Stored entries

+++++

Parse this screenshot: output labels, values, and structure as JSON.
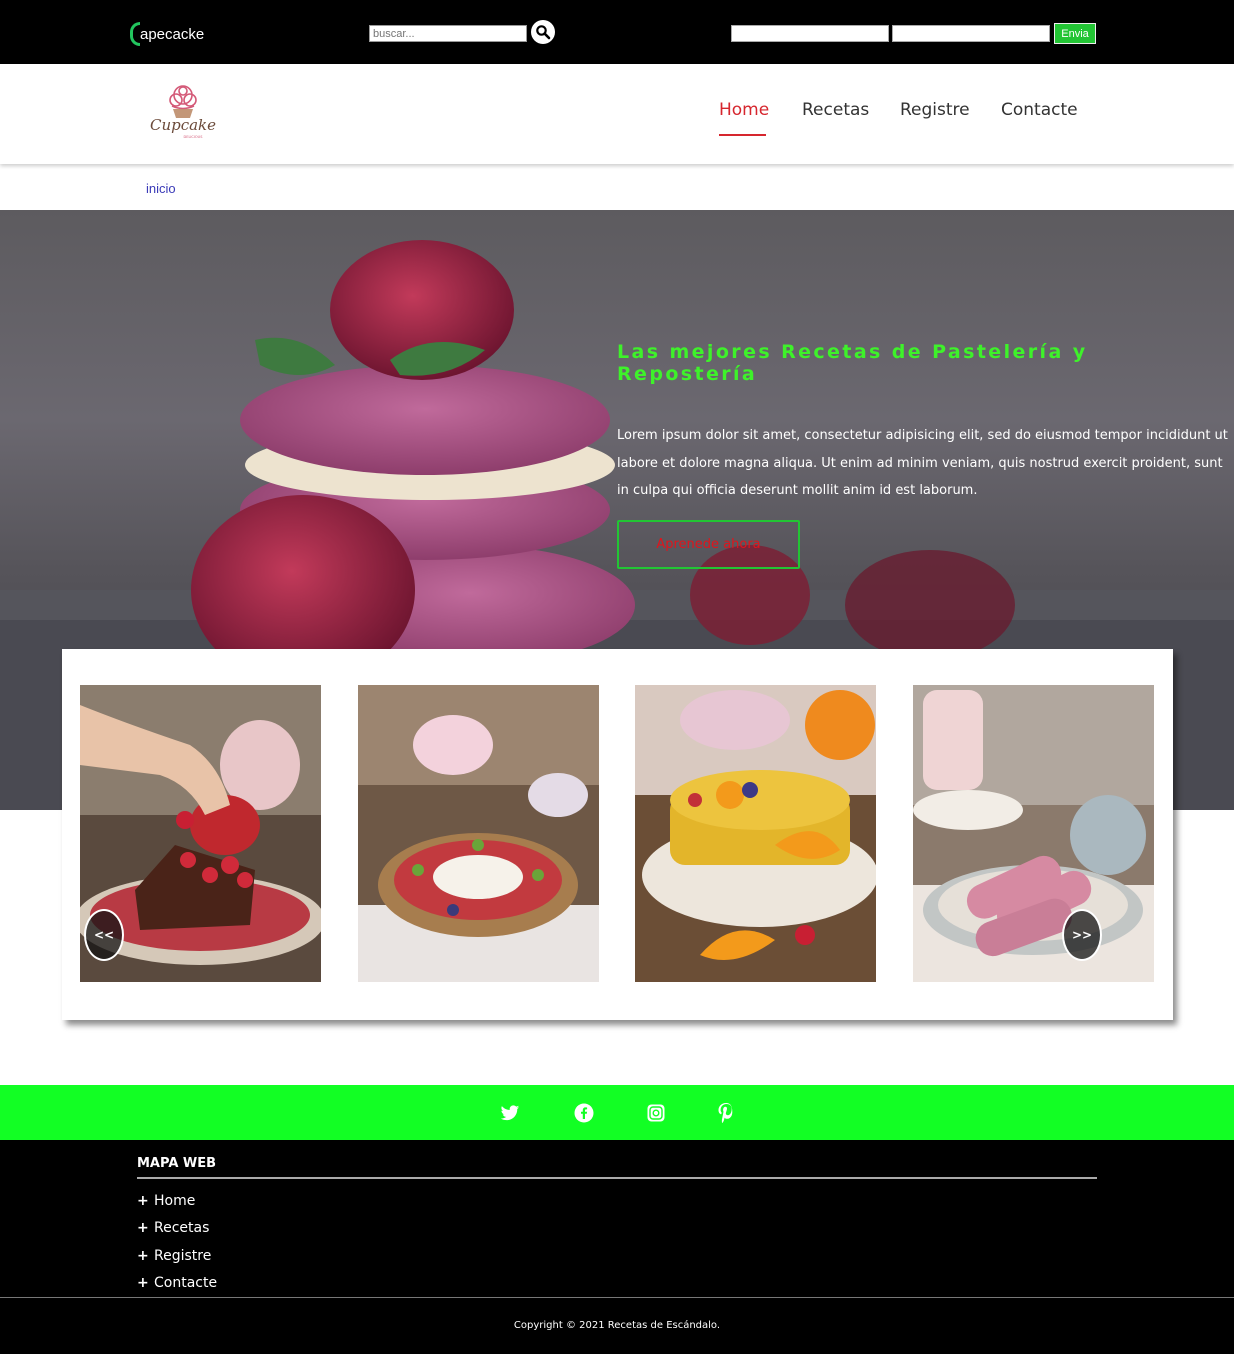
{
  "topbar": {
    "brand_text": "apecacke",
    "search_placeholder": "buscar...",
    "send_label": "Envia"
  },
  "logo": {
    "text": "Cupcake",
    "subtext": "DELICIOUS"
  },
  "nav": {
    "items": [
      {
        "label": "Home",
        "active": true
      },
      {
        "label": "Recetas",
        "active": false
      },
      {
        "label": "Registre",
        "active": false
      },
      {
        "label": "Contacte",
        "active": false
      }
    ]
  },
  "breadcrumb": "inicio",
  "hero": {
    "title": "Las mejores Recetas de Pastelería y Repostería",
    "text": "Lorem ipsum dolor sit amet, consectetur adipisicing elit, sed do eiusmod tempor incididunt ut labore et dolore magna aliqua. Ut enim ad minim veniam, quis nostrud exercit proident, sunt in culpa qui officia deserunt mollit anim id est laborum.",
    "button": "Aprenede ahora"
  },
  "carousel": {
    "prev": "<<",
    "next": ">>"
  },
  "social": [
    "twitter-icon",
    "facebook-icon",
    "instagram-icon",
    "pinterest-icon"
  ],
  "footer": {
    "map_title": "MAPA WEB",
    "links": [
      "Home",
      "Recetas",
      "Registre",
      "Contacte"
    ],
    "copyright": "Copyright © 2021 Recetas de Escándalo."
  },
  "colors": {
    "accent_green": "#12ff24",
    "nav_active": "#d6262e",
    "hero_title": "#3ef22a"
  }
}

+++++

REQUEST:
Repeat all the records above exactly, leaving out any pictures.

EXPECTED ANSWER:
Parse this screenshot: output labels, values, and structure as JSON.
{
  "topbar": {
    "brand_text": "apecacke",
    "search_placeholder": "buscar...",
    "send_label": "Envia"
  },
  "logo": {
    "text": "Cupcake",
    "subtext": "DELICIOUS"
  },
  "nav": {
    "items": [
      {
        "label": "Home",
        "active": true
      },
      {
        "label": "Recetas",
        "active": false
      },
      {
        "label": "Registre",
        "active": false
      },
      {
        "label": "Contacte",
        "active": false
      }
    ]
  },
  "breadcrumb": "inicio",
  "hero": {
    "title": "Las mejores Recetas de Pastelería y Repostería",
    "text": "Lorem ipsum dolor sit amet, consectetur adipisicing elit, sed do eiusmod tempor incididunt ut labore et dolore magna aliqua. Ut enim ad minim veniam, quis nostrud exercit proident, sunt in culpa qui officia deserunt mollit anim id est laborum.",
    "button": "Aprenede ahora"
  },
  "carousel": {
    "prev": "<<",
    "next": ">>"
  },
  "social": [
    "twitter-icon",
    "facebook-icon",
    "instagram-icon",
    "pinterest-icon"
  ],
  "footer": {
    "map_title": "MAPA WEB",
    "links": [
      "Home",
      "Recetas",
      "Registre",
      "Contacte"
    ],
    "copyright": "Copyright © 2021 Recetas de Escándalo."
  },
  "colors": {
    "accent_green": "#12ff24",
    "nav_active": "#d6262e",
    "hero_title": "#3ef22a"
  }
}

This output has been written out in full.